### Exercise instructions
Omit the pictures, then write out every entry exactly as it reads.

>>

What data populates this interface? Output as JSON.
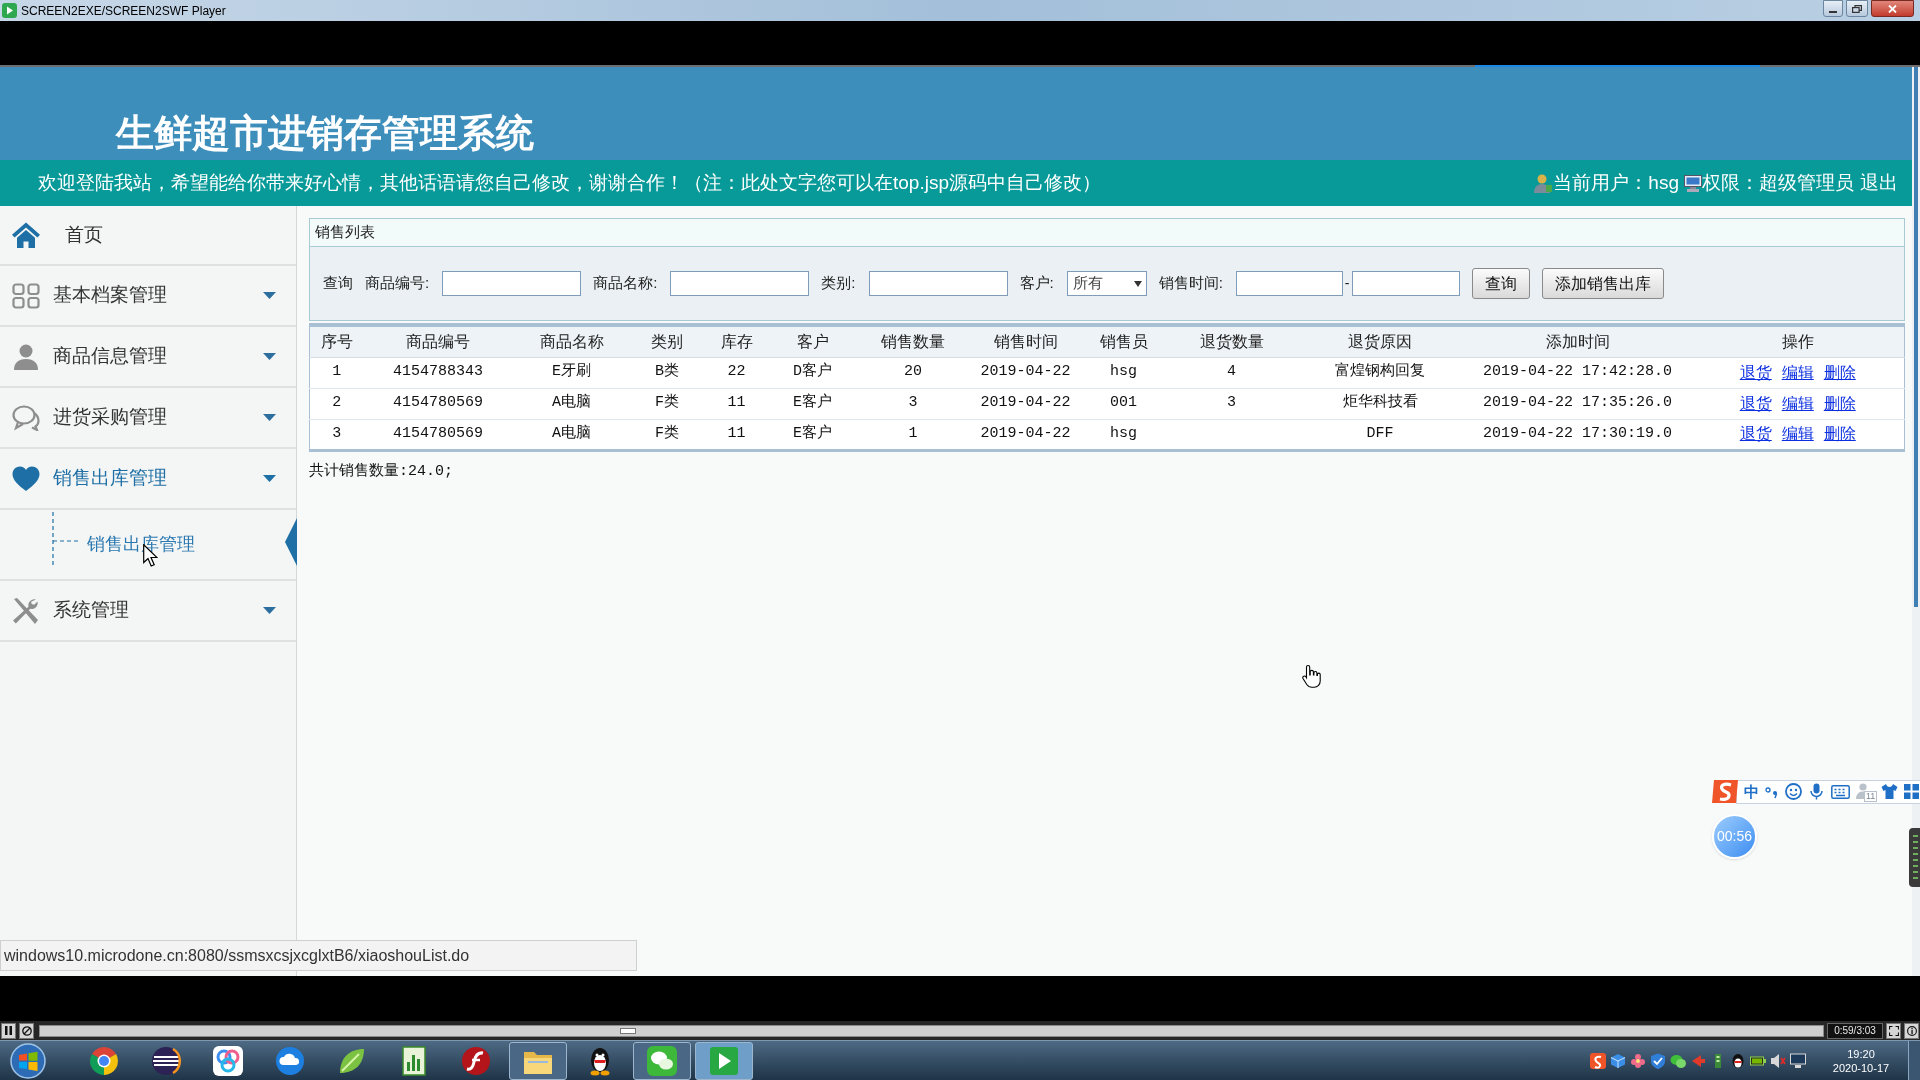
{
  "player_window": {
    "title": "SCREEN2EXE/SCREEN2SWF Player"
  },
  "header": {
    "title": "生鲜超市进销存管理系统"
  },
  "notice_bar": {
    "welcome": "欢迎登陆我站，希望能给你带来好心情，其他话语请您自己修改，谢谢合作！（注：此处文字您可以在top.jsp源码中自己修改）",
    "current_user": "当前用户：hsg",
    "role": "权限：超级管理员",
    "logout": "退出"
  },
  "sidebar": {
    "items": [
      {
        "label": "首页",
        "kind": "link",
        "selected": false
      },
      {
        "label": "基本档案管理",
        "kind": "group",
        "selected": false
      },
      {
        "label": "商品信息管理",
        "kind": "group",
        "selected": false
      },
      {
        "label": "进货采购管理",
        "kind": "group",
        "selected": false
      },
      {
        "label": "销售出库管理",
        "kind": "group",
        "selected": true,
        "children": [
          {
            "label": "销售出库管理",
            "selected": true
          }
        ]
      },
      {
        "label": "系统管理",
        "kind": "group",
        "selected": false
      }
    ]
  },
  "sales_list": {
    "title": "销售列表",
    "search": {
      "label": "查询",
      "fields": [
        {
          "label": "商品编号:",
          "kind": "text"
        },
        {
          "label": "商品名称:",
          "kind": "text"
        },
        {
          "label": "类别:",
          "kind": "text"
        },
        {
          "label": "客户:",
          "kind": "select",
          "value": "所有"
        },
        {
          "label": "销售时间:",
          "kind": "range",
          "separator": "-"
        }
      ],
      "buttons": [
        "查询",
        "添加销售出库"
      ]
    },
    "table": {
      "columns": [
        "序号",
        "商品编号",
        "商品名称",
        "类别",
        "库存",
        "客户",
        "销售数量",
        "销售时间",
        "销售员",
        "退货数量",
        "退货原因",
        "添加时间",
        "操作"
      ],
      "rows": [
        {
          "seq": "1",
          "code": "4154788343",
          "name": "E牙刷",
          "category": "B类",
          "stock": "22",
          "customer": "D客户",
          "quantity": "20",
          "sale_date": "2019-04-22",
          "seller": "hsg",
          "return_quantity": "4",
          "return_reason": "富煌钢构回复",
          "added_at": "2019-04-22 17:42:28.0",
          "actions": [
            "退货",
            "编辑",
            "删除"
          ]
        },
        {
          "seq": "2",
          "code": "4154780569",
          "name": "A电脑",
          "category": "F类",
          "stock": "11",
          "customer": "E客户",
          "quantity": "3",
          "sale_date": "2019-04-22",
          "seller": "001",
          "return_quantity": "3",
          "return_reason": "炬华科技看",
          "added_at": "2019-04-22 17:35:26.0",
          "actions": [
            "退货",
            "编辑",
            "删除"
          ]
        },
        {
          "seq": "3",
          "code": "4154780569",
          "name": "A电脑",
          "category": "F类",
          "stock": "11",
          "customer": "E客户",
          "quantity": "1",
          "sale_date": "2019-04-22",
          "seller": "hsg",
          "return_reason": "DFF",
          "added_at": "2019-04-22 17:30:19.0",
          "actions": [
            "退货",
            "编辑",
            "删除"
          ]
        }
      ]
    },
    "total": "共计销售数量:24.0;"
  },
  "browser_status": {
    "url": "windows10.microdone.cn:8080/ssmsxcsjxcglxtB6/xiaoshouList.do"
  },
  "ime_toolbar": {
    "mode": "中",
    "badge": "11"
  },
  "recording_timer": {
    "time": "00:56"
  },
  "player": {
    "level": 0.33,
    "time": "0:59/3:03"
  },
  "taskbar": {
    "apps": [
      {
        "open": false,
        "selected": false
      },
      {
        "open": false,
        "selected": false
      },
      {
        "open": false,
        "selected": false
      },
      {
        "open": false,
        "selected": false
      },
      {
        "open": false,
        "selected": false
      },
      {
        "open": false,
        "selected": false
      },
      {
        "open": false,
        "selected": false
      },
      {
        "open": true,
        "selected": false
      },
      {
        "open": false,
        "selected": false
      },
      {
        "open": true,
        "selected": false
      },
      {
        "open": true,
        "selected": true
      }
    ],
    "clock": {
      "time": "19:20",
      "date": "2020-10-17"
    }
  }
}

<<

### Exercise answer
What data populates this interface? Output as JSON.
{
  "player_window": {
    "title": "SCREEN2EXE/SCREEN2SWF Player"
  },
  "header": {
    "title": "生鲜超市进销存管理系统"
  },
  "notice_bar": {
    "welcome": "欢迎登陆我站，希望能给你带来好心情，其他话语请您自己修改，谢谢合作！（注：此处文字您可以在top.jsp源码中自己修改）",
    "current_user": "当前用户：hsg",
    "role": "权限：超级管理员",
    "logout": "退出"
  },
  "sidebar": {
    "items": [
      {
        "label": "首页",
        "kind": "link",
        "selected": false
      },
      {
        "label": "基本档案管理",
        "kind": "group",
        "selected": false
      },
      {
        "label": "商品信息管理",
        "kind": "group",
        "selected": false
      },
      {
        "label": "进货采购管理",
        "kind": "group",
        "selected": false
      },
      {
        "label": "销售出库管理",
        "kind": "group",
        "selected": true,
        "children": [
          {
            "label": "销售出库管理",
            "selected": true
          }
        ]
      },
      {
        "label": "系统管理",
        "kind": "group",
        "selected": false
      }
    ]
  },
  "sales_list": {
    "title": "销售列表",
    "search": {
      "label": "查询",
      "fields": [
        {
          "label": "商品编号:",
          "kind": "text"
        },
        {
          "label": "商品名称:",
          "kind": "text"
        },
        {
          "label": "类别:",
          "kind": "text"
        },
        {
          "label": "客户:",
          "kind": "select",
          "value": "所有"
        },
        {
          "label": "销售时间:",
          "kind": "range",
          "separator": "-"
        }
      ],
      "buttons": [
        "查询",
        "添加销售出库"
      ]
    },
    "table": {
      "columns": [
        "序号",
        "商品编号",
        "商品名称",
        "类别",
        "库存",
        "客户",
        "销售数量",
        "销售时间",
        "销售员",
        "退货数量",
        "退货原因",
        "添加时间",
        "操作"
      ],
      "rows": [
        {
          "seq": "1",
          "code": "4154788343",
          "name": "E牙刷",
          "category": "B类",
          "stock": "22",
          "customer": "D客户",
          "quantity": "20",
          "sale_date": "2019-04-22",
          "seller": "hsg",
          "return_quantity": "4",
          "return_reason": "富煌钢构回复",
          "added_at": "2019-04-22 17:42:28.0",
          "actions": [
            "退货",
            "编辑",
            "删除"
          ]
        },
        {
          "seq": "2",
          "code": "4154780569",
          "name": "A电脑",
          "category": "F类",
          "stock": "11",
          "customer": "E客户",
          "quantity": "3",
          "sale_date": "2019-04-22",
          "seller": "001",
          "return_quantity": "3",
          "return_reason": "炬华科技看",
          "added_at": "2019-04-22 17:35:26.0",
          "actions": [
            "退货",
            "编辑",
            "删除"
          ]
        },
        {
          "seq": "3",
          "code": "4154780569",
          "name": "A电脑",
          "category": "F类",
          "stock": "11",
          "customer": "E客户",
          "quantity": "1",
          "sale_date": "2019-04-22",
          "seller": "hsg",
          "return_reason": "DFF",
          "added_at": "2019-04-22 17:30:19.0",
          "actions": [
            "退货",
            "编辑",
            "删除"
          ]
        }
      ]
    },
    "total": "共计销售数量:24.0;"
  },
  "browser_status": {
    "url": "windows10.microdone.cn:8080/ssmsxcsjxcglxtB6/xiaoshouList.do"
  },
  "ime_toolbar": {
    "mode": "中",
    "badge": "11"
  },
  "recording_timer": {
    "time": "00:56"
  },
  "player": {
    "level": 0.33,
    "time": "0:59/3:03"
  },
  "taskbar": {
    "apps": [
      {
        "open": false,
        "selected": false
      },
      {
        "open": false,
        "selected": false
      },
      {
        "open": false,
        "selected": false
      },
      {
        "open": false,
        "selected": false
      },
      {
        "open": false,
        "selected": false
      },
      {
        "open": false,
        "selected": false
      },
      {
        "open": false,
        "selected": false
      },
      {
        "open": true,
        "selected": false
      },
      {
        "open": false,
        "selected": false
      },
      {
        "open": true,
        "selected": false
      },
      {
        "open": true,
        "selected": true
      }
    ],
    "clock": {
      "time": "19:20",
      "date": "2020-10-17"
    }
  }
}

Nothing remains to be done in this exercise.